- **What you are asked to do**
Copy each line that contains the word "structured".

[start of Extracted information]

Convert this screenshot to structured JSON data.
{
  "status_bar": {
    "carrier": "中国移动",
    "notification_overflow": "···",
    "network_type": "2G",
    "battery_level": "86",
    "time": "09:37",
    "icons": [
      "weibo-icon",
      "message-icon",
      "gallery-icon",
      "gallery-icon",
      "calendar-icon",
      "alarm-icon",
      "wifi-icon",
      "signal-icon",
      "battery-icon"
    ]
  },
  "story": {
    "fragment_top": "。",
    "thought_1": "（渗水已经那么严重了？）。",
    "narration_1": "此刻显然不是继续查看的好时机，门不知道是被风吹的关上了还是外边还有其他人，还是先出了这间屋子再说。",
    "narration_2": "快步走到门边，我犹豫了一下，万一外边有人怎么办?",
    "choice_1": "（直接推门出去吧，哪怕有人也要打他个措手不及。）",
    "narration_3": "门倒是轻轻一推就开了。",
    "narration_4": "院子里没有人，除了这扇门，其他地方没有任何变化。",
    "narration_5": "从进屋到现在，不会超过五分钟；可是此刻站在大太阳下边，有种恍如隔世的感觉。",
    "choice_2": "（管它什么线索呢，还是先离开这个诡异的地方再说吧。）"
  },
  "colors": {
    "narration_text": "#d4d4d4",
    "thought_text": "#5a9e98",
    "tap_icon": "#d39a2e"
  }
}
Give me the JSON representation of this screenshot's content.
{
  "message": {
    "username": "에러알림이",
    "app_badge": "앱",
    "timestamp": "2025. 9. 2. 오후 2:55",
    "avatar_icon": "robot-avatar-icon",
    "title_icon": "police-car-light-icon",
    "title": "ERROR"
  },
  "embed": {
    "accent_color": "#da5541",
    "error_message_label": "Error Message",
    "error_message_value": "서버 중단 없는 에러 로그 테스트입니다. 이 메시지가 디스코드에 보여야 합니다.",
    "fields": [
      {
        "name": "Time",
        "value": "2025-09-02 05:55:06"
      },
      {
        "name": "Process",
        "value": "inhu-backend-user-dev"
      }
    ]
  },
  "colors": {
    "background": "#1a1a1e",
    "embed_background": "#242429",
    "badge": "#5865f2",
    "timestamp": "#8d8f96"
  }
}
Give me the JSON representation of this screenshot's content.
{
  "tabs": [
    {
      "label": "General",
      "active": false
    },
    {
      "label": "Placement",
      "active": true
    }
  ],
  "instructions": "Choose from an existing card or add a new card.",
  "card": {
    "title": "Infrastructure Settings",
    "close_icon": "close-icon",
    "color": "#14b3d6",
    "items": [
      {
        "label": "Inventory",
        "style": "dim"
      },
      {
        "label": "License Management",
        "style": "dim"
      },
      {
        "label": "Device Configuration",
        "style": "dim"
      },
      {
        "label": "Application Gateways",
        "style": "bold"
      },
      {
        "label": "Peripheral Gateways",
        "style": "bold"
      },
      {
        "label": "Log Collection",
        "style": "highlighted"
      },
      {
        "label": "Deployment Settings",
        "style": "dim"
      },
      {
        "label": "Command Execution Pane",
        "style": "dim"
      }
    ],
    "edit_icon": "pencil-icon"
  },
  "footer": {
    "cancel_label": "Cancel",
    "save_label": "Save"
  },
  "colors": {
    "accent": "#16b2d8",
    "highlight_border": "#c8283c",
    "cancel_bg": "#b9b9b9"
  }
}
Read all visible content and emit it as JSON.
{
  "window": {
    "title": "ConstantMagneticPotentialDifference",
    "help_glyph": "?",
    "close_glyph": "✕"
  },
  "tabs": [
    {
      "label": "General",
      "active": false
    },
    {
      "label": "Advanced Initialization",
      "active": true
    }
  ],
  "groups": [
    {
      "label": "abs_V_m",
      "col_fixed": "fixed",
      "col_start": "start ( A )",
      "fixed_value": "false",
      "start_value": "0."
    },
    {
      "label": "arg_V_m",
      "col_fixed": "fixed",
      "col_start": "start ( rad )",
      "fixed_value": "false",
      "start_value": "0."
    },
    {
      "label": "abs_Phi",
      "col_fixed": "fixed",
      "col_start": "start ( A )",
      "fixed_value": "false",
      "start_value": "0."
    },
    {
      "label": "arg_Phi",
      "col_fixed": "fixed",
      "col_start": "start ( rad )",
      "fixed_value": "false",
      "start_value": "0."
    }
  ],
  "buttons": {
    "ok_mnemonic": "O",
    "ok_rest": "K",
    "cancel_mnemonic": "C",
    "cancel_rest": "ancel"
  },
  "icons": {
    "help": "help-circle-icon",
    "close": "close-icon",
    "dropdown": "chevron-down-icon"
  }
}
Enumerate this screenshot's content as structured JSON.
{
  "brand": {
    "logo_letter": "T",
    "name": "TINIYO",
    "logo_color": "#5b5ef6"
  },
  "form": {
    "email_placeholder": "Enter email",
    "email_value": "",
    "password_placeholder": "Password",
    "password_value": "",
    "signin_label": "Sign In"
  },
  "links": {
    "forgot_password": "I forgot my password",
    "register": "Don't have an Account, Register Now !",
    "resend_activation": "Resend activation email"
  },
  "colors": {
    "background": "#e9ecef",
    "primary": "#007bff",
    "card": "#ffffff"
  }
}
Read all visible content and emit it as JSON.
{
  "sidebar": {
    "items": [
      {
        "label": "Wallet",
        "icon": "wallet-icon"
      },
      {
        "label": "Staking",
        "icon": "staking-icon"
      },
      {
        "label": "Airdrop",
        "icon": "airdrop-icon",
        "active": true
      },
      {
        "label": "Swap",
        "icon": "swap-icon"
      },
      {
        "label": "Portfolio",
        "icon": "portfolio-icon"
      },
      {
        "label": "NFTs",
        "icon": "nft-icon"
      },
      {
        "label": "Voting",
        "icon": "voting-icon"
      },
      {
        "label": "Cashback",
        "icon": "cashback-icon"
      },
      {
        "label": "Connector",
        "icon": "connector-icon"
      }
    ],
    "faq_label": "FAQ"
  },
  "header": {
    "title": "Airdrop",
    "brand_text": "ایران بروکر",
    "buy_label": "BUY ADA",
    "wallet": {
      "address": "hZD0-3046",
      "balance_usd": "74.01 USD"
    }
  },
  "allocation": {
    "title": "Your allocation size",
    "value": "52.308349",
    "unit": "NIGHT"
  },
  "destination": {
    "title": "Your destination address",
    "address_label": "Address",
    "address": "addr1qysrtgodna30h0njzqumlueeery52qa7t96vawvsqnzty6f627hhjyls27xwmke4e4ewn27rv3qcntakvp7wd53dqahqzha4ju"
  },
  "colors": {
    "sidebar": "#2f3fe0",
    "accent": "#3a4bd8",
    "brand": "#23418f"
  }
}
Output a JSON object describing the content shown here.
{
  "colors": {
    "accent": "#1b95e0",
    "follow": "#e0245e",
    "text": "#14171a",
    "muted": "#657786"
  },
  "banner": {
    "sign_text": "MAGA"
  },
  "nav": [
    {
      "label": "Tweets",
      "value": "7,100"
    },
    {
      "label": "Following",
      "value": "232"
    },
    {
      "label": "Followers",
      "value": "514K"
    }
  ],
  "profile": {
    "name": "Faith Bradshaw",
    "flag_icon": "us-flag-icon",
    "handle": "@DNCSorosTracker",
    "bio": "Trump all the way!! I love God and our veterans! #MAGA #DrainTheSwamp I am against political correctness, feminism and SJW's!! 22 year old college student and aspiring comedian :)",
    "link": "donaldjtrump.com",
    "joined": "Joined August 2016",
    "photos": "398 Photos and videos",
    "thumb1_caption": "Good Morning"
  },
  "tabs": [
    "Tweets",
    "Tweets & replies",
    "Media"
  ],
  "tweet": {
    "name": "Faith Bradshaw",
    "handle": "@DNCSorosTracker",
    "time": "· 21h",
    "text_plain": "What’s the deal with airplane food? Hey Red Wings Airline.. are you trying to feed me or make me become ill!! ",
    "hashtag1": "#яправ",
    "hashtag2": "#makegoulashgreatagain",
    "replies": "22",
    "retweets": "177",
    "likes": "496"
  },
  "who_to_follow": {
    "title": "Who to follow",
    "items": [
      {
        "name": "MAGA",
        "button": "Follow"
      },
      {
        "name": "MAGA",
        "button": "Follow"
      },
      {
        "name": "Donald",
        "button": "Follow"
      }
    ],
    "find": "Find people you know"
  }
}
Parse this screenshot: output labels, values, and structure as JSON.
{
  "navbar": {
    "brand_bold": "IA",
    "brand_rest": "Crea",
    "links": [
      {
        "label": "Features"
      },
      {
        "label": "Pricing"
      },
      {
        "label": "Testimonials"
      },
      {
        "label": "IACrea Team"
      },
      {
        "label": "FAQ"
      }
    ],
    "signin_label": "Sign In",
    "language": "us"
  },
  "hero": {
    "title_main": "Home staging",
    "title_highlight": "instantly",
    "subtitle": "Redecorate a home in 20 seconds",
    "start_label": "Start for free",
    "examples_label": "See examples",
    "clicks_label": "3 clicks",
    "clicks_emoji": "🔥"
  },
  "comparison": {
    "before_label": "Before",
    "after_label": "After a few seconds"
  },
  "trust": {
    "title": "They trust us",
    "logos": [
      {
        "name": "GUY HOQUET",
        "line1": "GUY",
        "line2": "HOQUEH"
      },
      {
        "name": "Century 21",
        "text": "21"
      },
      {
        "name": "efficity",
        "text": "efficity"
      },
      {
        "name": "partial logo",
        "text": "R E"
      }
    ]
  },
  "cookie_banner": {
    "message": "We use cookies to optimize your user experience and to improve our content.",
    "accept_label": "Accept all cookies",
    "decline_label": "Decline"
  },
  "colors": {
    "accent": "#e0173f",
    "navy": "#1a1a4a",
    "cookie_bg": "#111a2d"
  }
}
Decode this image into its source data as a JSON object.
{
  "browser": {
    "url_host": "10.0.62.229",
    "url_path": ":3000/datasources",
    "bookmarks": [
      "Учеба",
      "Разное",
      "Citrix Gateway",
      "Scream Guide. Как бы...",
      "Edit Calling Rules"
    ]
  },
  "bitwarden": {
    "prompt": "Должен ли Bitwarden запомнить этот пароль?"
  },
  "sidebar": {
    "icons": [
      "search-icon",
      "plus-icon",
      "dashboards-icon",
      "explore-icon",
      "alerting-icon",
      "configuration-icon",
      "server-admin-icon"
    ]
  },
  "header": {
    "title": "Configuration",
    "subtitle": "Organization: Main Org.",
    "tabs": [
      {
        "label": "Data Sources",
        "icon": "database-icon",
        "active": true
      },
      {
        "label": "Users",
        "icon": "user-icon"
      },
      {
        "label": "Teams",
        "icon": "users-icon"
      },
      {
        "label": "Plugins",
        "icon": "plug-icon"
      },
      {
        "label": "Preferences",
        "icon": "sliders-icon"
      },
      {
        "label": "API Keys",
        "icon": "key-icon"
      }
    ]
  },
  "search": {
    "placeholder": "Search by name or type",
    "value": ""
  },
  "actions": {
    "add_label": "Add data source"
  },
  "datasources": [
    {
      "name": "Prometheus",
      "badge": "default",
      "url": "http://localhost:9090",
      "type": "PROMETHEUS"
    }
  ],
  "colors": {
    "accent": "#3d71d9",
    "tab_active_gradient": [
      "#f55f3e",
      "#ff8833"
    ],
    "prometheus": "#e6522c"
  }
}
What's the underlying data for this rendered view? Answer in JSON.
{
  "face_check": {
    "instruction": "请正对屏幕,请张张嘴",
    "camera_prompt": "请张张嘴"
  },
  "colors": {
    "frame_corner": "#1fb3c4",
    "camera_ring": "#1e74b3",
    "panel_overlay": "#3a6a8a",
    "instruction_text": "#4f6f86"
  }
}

[end of Extracted information]

- **Response for this exercise**
Convert this screenshot to structured JSON data.
Enumerate this screenshot's content as structured JSON.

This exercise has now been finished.